* **What is asked**
State how many lines in the source data below contain the string "body", matching case exactly. Give only the number.

Source data:

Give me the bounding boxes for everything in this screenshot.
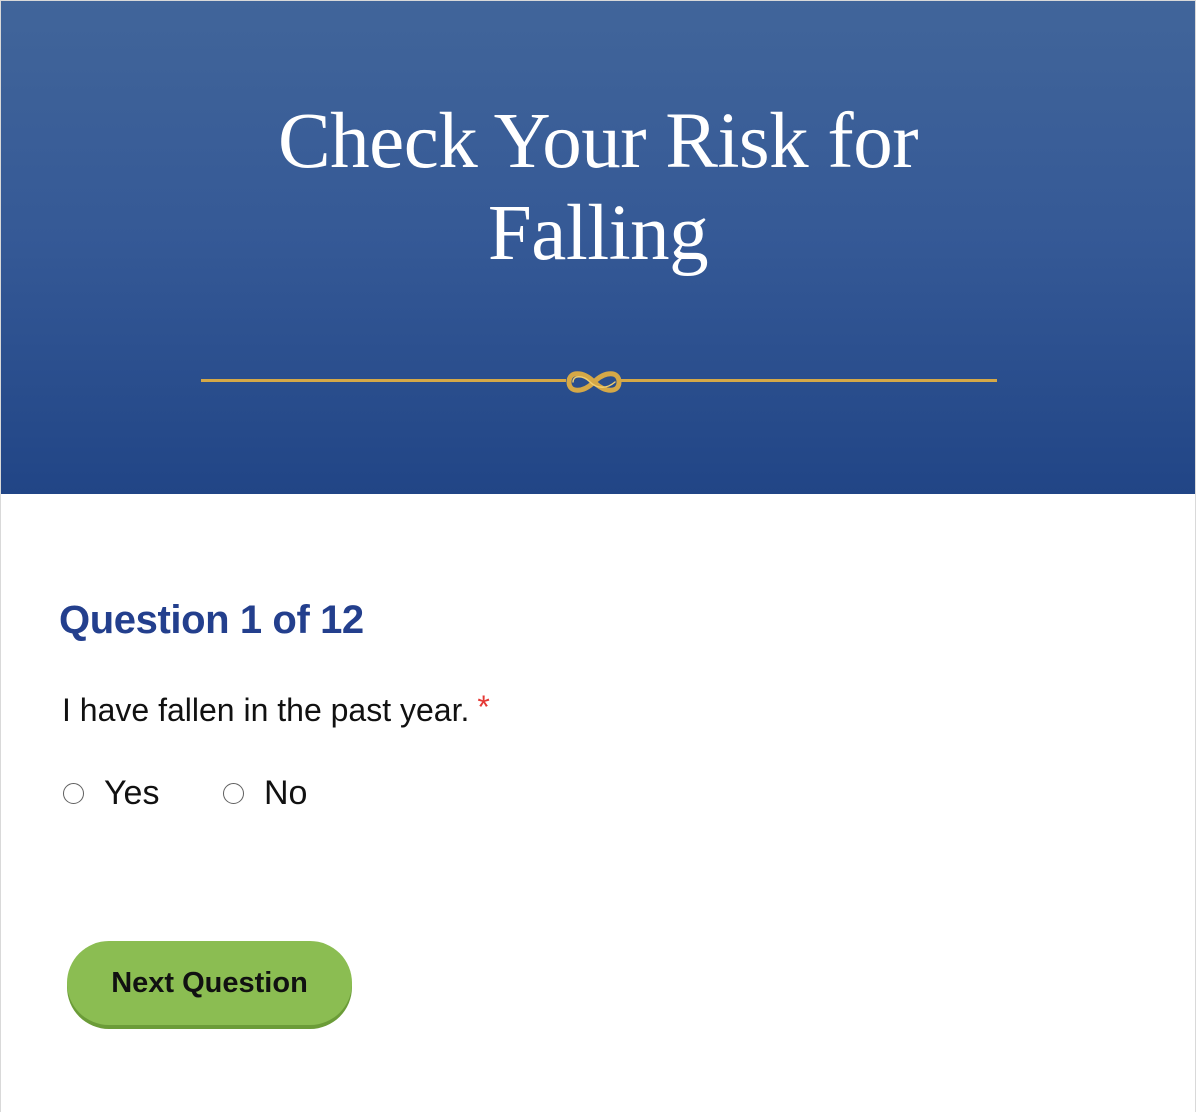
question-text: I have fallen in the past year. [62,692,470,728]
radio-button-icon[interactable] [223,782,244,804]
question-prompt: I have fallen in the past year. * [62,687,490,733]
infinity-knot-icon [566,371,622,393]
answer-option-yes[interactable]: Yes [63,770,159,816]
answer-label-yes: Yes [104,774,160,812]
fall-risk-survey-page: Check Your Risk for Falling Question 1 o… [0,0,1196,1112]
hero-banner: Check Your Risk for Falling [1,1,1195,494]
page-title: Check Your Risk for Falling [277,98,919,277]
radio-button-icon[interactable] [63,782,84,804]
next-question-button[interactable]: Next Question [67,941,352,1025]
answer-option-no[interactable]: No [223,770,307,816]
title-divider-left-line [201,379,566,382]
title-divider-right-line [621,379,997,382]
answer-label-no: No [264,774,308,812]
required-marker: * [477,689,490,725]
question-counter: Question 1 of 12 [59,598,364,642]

...

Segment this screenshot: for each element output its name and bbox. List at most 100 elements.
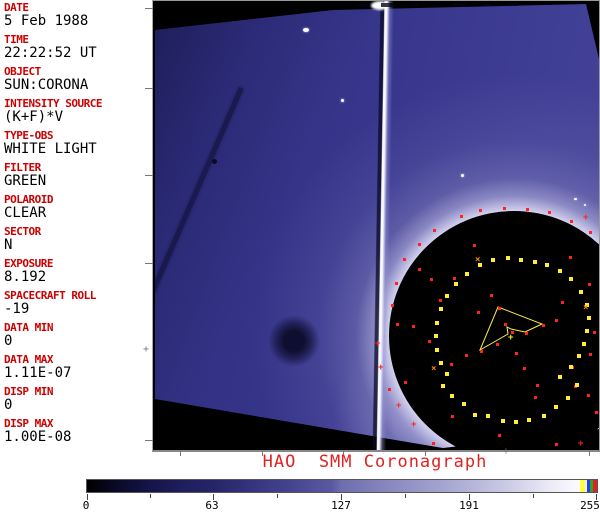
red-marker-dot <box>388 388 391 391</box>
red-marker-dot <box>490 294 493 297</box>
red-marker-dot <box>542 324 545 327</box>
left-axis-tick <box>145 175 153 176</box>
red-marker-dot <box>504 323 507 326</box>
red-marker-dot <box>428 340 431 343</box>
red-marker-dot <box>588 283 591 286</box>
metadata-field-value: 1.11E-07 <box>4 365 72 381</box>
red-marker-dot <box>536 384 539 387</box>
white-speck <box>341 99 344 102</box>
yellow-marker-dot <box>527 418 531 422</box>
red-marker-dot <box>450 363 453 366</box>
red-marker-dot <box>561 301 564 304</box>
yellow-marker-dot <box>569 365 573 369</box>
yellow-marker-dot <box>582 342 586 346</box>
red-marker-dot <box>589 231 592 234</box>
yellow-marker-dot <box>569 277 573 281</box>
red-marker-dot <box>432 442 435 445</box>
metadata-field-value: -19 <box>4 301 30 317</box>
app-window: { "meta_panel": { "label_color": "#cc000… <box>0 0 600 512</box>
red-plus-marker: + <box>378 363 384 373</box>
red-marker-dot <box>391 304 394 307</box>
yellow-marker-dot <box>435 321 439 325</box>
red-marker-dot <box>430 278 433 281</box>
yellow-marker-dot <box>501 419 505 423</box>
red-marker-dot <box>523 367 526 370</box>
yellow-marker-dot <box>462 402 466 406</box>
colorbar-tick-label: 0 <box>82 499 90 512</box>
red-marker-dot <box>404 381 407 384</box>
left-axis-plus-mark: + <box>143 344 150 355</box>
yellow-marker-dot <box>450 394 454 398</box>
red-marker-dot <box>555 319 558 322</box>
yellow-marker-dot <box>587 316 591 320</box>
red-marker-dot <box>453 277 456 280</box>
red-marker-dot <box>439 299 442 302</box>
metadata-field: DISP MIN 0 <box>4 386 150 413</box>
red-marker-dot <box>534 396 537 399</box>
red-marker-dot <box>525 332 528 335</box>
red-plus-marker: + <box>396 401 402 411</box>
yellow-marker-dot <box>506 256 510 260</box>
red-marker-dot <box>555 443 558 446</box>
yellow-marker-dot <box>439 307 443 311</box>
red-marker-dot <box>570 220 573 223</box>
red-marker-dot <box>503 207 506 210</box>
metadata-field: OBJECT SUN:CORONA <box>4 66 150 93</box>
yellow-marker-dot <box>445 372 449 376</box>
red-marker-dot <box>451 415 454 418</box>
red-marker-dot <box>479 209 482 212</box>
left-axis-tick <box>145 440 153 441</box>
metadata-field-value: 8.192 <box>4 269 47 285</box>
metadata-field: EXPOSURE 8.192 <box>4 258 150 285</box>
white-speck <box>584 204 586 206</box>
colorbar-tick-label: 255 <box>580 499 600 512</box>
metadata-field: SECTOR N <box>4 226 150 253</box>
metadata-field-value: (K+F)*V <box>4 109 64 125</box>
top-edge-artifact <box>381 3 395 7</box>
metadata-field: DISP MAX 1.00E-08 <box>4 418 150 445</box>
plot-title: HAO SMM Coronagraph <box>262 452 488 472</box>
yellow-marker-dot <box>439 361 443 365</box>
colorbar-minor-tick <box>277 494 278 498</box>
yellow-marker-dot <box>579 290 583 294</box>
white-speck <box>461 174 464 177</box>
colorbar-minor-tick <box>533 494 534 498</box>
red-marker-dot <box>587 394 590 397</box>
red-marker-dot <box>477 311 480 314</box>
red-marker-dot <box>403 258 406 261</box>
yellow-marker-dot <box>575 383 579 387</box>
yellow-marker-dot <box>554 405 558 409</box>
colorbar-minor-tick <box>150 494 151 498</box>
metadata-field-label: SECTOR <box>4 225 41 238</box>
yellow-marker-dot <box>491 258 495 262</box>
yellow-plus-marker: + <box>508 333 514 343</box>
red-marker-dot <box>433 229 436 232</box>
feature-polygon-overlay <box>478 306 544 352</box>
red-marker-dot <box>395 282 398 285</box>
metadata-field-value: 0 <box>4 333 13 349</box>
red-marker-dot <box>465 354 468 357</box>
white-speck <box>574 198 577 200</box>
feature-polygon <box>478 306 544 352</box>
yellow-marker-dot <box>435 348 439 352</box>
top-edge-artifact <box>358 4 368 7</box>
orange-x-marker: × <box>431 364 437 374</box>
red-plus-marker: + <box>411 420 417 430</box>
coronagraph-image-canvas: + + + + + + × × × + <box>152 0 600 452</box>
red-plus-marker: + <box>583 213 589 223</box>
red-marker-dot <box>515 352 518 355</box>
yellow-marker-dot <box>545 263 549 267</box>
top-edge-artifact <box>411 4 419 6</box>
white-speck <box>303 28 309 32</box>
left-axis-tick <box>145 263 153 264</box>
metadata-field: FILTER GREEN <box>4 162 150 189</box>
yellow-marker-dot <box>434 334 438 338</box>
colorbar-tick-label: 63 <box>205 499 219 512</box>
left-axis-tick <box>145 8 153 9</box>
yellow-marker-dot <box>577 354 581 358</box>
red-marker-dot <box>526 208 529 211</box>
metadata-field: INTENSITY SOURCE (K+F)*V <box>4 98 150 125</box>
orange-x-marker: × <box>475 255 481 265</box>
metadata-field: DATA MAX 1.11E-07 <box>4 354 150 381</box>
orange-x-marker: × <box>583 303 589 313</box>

--

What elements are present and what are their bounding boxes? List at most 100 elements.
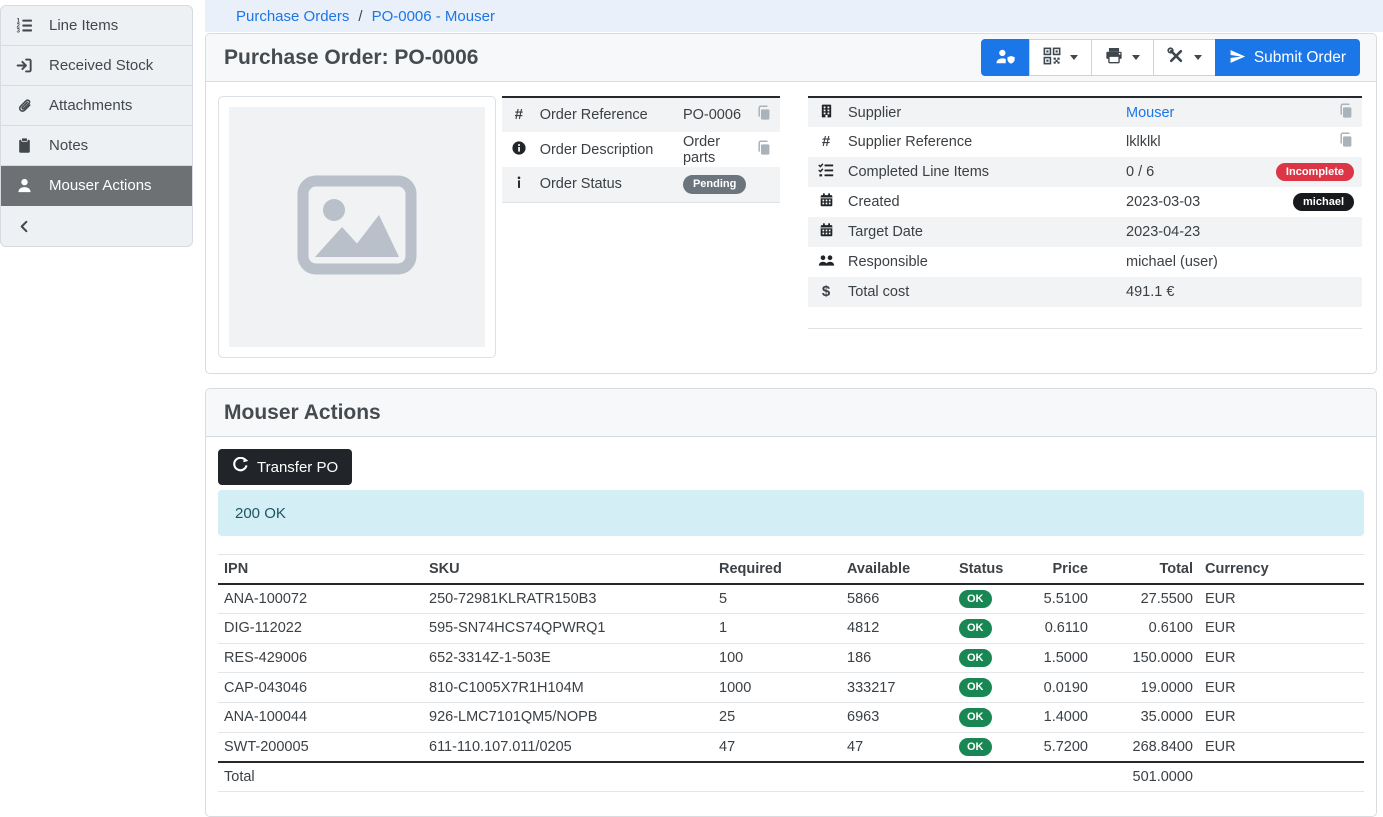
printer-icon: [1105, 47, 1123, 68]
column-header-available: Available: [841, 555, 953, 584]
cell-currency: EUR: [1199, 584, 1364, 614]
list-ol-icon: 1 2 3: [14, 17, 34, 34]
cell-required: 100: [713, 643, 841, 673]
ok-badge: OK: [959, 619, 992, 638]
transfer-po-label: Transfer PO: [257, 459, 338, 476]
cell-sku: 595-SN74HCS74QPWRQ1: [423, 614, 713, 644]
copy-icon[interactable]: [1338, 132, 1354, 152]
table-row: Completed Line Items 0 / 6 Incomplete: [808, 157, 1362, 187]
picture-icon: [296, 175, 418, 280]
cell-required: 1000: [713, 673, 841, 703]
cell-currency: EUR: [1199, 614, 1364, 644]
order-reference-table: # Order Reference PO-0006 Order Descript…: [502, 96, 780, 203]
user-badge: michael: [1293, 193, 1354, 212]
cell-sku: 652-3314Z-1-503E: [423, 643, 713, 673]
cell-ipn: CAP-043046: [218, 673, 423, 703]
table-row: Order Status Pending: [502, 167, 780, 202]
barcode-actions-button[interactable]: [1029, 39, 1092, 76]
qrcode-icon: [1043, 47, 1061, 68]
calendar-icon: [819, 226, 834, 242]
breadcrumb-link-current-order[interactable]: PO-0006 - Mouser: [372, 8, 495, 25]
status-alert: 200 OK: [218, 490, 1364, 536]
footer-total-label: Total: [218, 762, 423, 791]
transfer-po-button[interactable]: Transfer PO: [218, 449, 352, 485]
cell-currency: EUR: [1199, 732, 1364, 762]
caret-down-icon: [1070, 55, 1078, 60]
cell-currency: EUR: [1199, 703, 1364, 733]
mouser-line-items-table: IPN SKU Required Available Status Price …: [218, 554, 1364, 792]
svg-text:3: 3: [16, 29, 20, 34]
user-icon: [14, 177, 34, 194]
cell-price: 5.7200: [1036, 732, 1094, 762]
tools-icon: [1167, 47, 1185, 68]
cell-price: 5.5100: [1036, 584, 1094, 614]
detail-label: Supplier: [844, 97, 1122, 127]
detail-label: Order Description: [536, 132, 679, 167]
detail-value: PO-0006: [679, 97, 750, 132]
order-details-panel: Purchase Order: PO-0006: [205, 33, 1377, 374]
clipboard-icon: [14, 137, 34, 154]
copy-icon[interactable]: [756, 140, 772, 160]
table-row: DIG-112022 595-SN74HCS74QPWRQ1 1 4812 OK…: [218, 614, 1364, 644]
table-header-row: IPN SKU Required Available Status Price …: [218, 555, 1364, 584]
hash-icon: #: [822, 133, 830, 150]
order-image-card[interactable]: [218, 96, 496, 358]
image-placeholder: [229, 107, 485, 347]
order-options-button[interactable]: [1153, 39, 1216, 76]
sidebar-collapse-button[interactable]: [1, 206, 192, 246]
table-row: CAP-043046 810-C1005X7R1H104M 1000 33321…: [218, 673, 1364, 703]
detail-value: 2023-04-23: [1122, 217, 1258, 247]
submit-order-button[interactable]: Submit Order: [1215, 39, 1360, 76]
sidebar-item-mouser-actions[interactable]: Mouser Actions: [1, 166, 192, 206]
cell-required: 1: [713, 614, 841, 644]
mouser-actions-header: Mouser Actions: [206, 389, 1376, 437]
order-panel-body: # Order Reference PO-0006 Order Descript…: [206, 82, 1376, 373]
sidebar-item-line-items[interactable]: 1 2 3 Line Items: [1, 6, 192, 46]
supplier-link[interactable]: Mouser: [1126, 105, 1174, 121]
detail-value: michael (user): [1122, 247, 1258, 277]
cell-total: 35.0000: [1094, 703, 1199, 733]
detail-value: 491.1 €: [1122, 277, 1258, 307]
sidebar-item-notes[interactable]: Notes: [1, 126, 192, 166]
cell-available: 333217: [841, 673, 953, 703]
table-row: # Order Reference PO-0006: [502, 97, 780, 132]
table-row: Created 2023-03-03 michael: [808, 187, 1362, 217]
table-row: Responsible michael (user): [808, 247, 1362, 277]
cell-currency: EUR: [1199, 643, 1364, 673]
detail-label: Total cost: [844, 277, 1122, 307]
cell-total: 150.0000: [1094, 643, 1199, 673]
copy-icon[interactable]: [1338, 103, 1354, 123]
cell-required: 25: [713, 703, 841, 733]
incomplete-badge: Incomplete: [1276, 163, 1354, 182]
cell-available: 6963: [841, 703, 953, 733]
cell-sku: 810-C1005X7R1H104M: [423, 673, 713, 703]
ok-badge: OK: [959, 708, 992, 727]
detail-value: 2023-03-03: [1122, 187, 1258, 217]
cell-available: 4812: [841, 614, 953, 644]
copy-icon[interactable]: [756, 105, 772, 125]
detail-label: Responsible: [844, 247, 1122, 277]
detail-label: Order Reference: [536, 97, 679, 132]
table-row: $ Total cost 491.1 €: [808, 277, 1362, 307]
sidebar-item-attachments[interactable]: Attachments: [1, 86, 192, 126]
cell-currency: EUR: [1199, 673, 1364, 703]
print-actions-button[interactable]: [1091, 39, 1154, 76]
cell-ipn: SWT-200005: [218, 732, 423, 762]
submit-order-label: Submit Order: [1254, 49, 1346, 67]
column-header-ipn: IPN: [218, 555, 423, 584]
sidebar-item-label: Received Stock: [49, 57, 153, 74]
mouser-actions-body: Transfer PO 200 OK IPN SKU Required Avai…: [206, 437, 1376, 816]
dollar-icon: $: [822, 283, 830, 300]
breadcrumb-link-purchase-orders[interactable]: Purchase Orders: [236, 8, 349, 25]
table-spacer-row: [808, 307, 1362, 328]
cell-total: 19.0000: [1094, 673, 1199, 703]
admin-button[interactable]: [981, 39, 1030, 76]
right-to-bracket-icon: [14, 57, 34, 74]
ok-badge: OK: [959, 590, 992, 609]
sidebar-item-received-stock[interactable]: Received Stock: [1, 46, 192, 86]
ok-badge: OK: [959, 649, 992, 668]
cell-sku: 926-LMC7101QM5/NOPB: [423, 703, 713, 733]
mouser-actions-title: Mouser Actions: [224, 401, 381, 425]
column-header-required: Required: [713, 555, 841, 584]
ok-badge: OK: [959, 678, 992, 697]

* **Task output**
2